Instructions to follow:
Below are records; reply with nothing but the number of lines in them that contain "specific".

◇ ◇ ◇ ◇

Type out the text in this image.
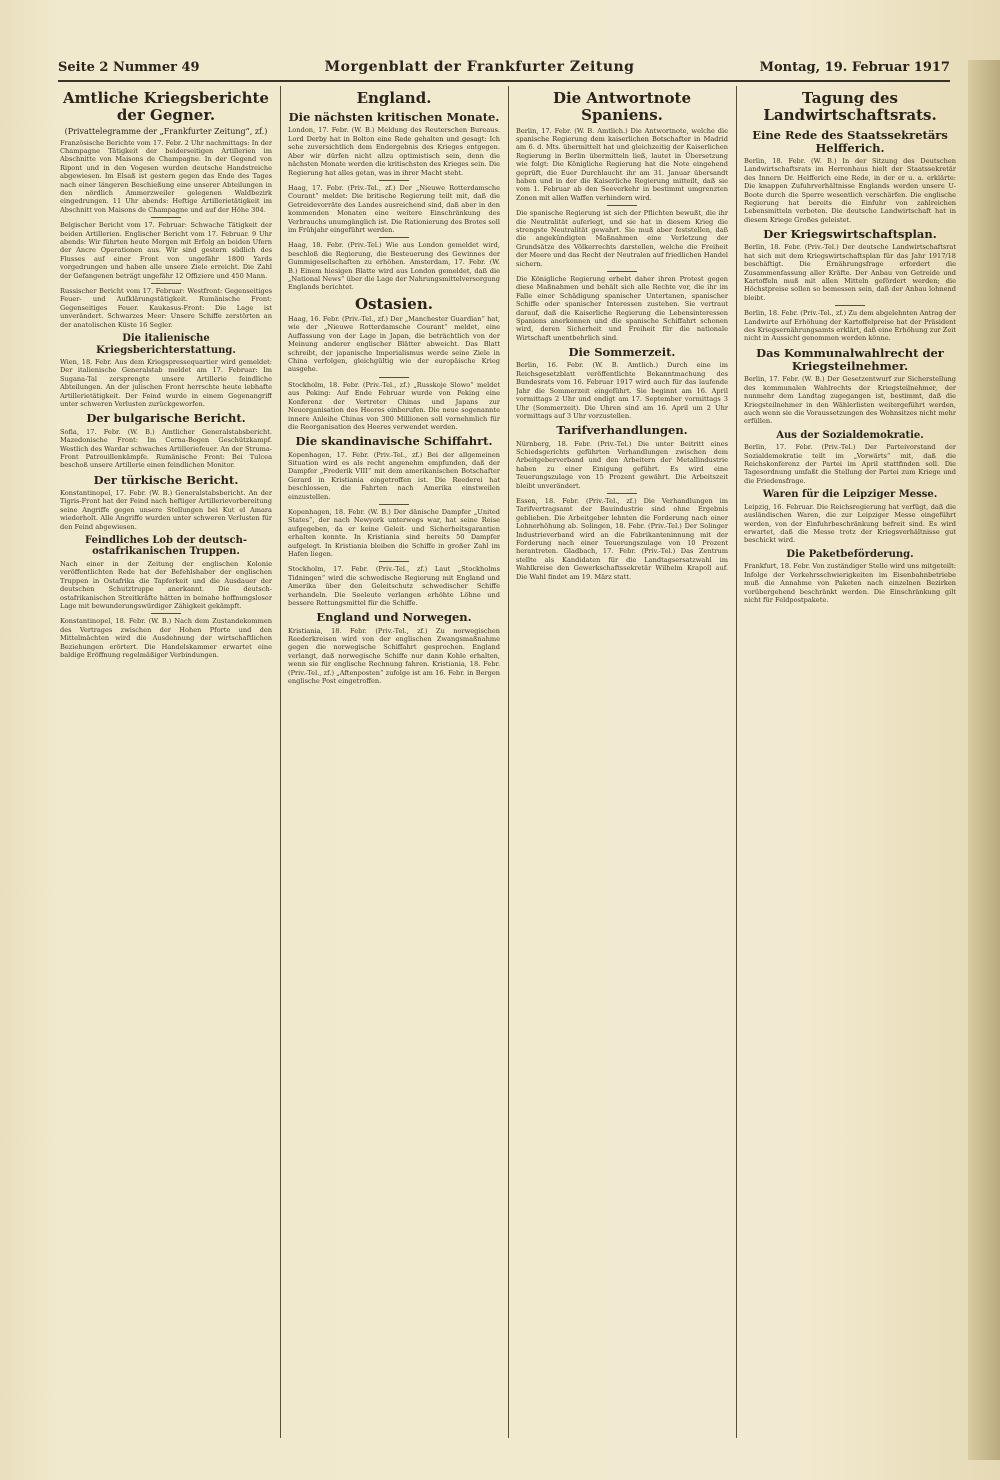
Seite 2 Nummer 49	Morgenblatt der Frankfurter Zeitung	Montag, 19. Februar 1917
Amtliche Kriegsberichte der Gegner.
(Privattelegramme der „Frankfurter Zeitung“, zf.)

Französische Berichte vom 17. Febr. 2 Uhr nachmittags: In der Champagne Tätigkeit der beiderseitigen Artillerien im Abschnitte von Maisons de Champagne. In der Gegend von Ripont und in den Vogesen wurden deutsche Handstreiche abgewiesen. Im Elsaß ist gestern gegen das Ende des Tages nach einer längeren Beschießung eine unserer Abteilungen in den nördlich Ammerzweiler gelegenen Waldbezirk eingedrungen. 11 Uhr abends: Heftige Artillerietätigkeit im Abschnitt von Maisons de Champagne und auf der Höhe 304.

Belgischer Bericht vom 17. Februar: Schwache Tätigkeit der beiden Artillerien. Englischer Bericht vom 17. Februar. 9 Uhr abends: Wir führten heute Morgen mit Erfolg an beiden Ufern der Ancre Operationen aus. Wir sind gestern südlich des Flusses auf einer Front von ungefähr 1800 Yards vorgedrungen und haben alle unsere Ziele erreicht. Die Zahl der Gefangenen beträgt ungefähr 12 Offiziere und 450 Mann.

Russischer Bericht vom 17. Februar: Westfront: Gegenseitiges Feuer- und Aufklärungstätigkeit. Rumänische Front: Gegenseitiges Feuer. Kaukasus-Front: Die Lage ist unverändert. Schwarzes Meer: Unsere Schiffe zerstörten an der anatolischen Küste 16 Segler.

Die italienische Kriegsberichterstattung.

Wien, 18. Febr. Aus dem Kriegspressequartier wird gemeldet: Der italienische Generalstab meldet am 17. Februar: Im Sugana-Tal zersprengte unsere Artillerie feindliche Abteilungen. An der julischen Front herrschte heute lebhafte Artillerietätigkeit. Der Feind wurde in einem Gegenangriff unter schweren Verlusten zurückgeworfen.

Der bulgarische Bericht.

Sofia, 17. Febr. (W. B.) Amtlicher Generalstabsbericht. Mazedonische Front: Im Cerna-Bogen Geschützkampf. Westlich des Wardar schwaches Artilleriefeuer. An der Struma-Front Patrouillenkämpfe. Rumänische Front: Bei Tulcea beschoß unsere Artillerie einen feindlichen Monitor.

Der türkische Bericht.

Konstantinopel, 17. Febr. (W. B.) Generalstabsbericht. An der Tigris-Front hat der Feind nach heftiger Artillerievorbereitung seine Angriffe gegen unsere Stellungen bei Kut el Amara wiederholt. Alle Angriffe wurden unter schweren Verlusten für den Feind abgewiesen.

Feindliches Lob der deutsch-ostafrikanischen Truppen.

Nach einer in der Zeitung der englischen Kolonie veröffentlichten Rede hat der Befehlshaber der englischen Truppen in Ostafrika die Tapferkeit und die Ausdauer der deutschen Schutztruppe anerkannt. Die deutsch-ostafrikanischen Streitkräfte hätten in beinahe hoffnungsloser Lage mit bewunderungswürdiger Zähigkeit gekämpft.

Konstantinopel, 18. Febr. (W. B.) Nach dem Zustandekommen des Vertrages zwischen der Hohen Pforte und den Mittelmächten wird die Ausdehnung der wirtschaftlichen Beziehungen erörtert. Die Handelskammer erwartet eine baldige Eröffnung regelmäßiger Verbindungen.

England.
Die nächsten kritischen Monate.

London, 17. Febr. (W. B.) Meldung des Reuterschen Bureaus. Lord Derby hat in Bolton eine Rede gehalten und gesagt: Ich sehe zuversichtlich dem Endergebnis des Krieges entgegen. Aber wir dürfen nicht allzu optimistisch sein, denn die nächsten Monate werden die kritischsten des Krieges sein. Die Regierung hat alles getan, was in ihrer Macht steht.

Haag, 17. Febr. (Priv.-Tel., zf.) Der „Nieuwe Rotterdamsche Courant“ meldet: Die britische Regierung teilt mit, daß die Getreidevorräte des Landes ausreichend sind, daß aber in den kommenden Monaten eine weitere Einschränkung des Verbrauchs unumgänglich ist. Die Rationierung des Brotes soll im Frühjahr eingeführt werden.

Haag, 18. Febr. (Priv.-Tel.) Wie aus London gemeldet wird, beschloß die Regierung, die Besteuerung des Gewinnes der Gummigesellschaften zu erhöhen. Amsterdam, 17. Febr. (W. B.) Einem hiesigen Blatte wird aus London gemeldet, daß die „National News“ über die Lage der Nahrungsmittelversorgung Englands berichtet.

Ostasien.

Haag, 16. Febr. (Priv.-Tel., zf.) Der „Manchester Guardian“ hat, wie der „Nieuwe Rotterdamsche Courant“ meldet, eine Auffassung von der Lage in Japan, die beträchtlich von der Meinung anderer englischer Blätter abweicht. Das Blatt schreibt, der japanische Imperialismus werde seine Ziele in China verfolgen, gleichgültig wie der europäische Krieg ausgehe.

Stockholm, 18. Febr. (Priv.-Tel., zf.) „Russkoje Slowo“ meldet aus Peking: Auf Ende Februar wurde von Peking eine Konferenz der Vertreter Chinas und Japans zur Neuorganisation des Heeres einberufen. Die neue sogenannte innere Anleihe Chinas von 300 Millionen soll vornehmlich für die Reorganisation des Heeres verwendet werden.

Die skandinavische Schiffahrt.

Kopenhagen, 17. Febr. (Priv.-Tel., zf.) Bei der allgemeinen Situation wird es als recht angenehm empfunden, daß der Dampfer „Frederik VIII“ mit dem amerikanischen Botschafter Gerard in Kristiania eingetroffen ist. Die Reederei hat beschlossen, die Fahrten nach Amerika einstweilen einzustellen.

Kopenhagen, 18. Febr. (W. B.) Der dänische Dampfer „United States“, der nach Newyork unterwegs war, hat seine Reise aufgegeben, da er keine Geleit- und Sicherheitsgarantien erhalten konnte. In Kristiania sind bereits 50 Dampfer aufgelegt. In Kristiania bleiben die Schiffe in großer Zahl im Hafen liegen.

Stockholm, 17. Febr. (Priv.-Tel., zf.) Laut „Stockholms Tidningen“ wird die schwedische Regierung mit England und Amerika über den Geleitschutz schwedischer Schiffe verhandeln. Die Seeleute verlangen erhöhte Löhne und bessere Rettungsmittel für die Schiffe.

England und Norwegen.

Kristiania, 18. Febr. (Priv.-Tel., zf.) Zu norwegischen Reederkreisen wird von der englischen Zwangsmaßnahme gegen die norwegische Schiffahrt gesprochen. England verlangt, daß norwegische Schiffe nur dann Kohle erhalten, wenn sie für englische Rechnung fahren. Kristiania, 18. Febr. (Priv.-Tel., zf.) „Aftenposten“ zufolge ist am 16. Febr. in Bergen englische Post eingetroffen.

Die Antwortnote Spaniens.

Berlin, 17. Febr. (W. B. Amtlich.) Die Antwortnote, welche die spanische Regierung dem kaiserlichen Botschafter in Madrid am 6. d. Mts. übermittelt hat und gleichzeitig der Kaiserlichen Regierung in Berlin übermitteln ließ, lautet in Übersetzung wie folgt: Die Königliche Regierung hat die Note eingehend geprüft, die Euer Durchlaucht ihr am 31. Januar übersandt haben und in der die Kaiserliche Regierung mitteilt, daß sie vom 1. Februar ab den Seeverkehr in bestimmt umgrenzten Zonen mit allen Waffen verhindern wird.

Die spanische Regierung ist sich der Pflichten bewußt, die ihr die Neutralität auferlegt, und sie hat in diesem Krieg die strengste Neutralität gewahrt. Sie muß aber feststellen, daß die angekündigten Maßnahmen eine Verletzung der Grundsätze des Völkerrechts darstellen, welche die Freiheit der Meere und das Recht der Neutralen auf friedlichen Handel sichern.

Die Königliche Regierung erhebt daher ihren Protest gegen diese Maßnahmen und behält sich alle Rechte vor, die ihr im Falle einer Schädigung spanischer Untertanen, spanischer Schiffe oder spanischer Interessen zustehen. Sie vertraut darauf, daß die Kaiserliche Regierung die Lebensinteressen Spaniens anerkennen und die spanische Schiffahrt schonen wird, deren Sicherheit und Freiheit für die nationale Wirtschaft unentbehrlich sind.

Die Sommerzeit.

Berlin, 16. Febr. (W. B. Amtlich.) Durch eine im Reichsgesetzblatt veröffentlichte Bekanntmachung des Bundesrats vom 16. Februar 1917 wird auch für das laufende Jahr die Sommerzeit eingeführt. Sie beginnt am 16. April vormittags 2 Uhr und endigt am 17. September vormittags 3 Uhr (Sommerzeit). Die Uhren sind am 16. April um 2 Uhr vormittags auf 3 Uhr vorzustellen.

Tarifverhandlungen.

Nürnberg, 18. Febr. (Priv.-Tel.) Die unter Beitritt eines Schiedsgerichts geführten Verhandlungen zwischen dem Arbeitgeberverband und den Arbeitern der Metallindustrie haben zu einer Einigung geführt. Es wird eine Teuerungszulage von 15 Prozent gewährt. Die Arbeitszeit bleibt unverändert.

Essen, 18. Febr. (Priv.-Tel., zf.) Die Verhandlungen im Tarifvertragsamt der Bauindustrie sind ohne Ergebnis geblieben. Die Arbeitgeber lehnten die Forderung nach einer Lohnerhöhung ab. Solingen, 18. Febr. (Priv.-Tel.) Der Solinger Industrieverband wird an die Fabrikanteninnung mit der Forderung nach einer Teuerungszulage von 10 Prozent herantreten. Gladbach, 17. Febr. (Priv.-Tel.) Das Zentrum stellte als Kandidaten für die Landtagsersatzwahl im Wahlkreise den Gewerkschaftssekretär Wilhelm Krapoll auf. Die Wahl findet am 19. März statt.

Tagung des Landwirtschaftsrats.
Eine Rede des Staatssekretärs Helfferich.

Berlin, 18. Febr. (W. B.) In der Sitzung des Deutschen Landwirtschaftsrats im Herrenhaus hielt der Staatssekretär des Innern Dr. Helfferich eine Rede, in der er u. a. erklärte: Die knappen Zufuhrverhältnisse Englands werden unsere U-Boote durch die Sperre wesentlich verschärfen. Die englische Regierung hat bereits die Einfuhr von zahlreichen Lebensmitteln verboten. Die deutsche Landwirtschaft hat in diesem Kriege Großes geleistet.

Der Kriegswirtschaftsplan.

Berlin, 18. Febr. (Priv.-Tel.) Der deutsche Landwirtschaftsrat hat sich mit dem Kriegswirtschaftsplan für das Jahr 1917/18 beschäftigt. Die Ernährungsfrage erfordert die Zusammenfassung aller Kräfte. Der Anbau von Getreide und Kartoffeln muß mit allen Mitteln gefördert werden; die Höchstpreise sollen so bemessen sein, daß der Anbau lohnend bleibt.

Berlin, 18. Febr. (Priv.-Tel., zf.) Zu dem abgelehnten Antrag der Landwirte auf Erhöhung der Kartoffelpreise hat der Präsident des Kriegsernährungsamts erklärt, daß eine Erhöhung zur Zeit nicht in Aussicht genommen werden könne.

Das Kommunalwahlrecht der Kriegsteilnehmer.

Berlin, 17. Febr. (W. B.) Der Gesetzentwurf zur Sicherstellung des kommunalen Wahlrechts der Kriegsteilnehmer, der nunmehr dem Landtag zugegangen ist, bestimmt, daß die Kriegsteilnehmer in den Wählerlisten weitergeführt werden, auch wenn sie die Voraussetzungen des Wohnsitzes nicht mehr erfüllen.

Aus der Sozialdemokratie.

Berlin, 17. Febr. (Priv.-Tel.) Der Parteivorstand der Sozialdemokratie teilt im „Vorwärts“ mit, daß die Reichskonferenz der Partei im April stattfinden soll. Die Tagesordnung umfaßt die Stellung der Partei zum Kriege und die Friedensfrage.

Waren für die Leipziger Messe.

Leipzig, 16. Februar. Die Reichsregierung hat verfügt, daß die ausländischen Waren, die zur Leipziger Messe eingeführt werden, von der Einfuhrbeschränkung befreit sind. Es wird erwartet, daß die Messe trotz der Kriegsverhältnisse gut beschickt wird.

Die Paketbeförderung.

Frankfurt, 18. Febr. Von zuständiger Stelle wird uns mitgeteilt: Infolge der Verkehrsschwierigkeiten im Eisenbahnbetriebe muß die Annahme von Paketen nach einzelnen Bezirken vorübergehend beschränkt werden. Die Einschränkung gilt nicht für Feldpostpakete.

◇ ◇ ◇ ◇

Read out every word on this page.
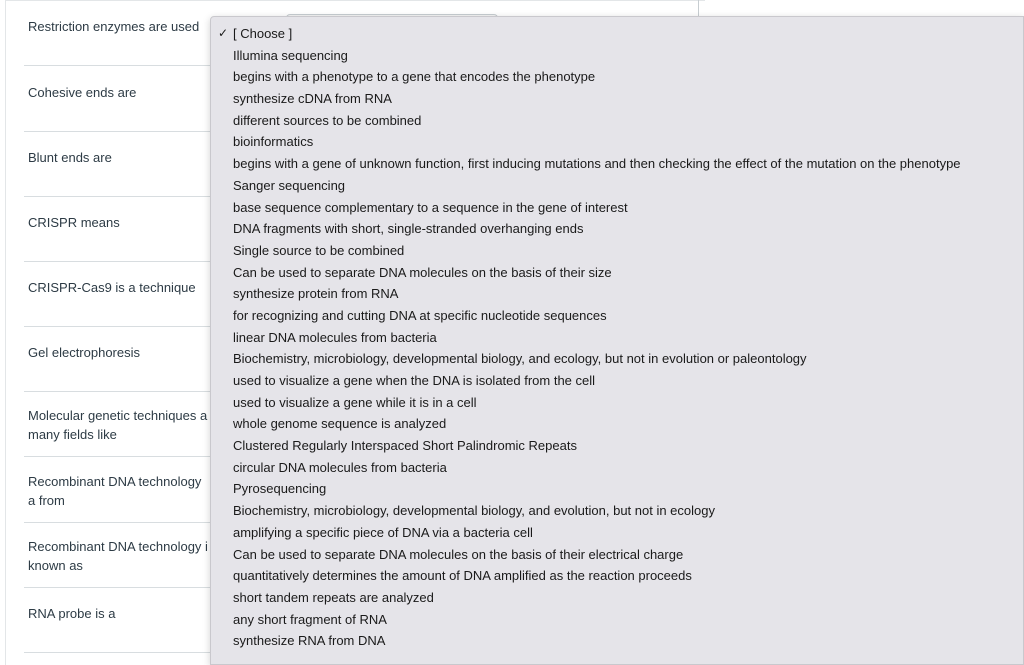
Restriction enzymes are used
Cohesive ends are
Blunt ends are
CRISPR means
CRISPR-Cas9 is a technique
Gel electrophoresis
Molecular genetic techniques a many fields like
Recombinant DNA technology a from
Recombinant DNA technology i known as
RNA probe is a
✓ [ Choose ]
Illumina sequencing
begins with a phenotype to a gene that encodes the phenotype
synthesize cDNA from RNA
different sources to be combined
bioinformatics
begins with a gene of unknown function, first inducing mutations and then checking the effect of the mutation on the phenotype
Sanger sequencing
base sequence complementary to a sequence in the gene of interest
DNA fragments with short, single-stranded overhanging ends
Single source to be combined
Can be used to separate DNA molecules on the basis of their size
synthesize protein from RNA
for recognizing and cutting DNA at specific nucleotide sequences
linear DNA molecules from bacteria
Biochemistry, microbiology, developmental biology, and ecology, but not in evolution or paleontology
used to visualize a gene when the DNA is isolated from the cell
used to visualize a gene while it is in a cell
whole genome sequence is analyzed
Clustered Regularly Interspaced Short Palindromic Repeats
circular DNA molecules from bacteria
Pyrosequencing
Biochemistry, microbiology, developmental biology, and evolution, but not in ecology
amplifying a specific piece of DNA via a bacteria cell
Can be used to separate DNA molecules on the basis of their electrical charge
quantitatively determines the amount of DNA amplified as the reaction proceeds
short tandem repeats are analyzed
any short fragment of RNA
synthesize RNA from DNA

◇ ◇ ◇ ◇

Output for this exercise:
2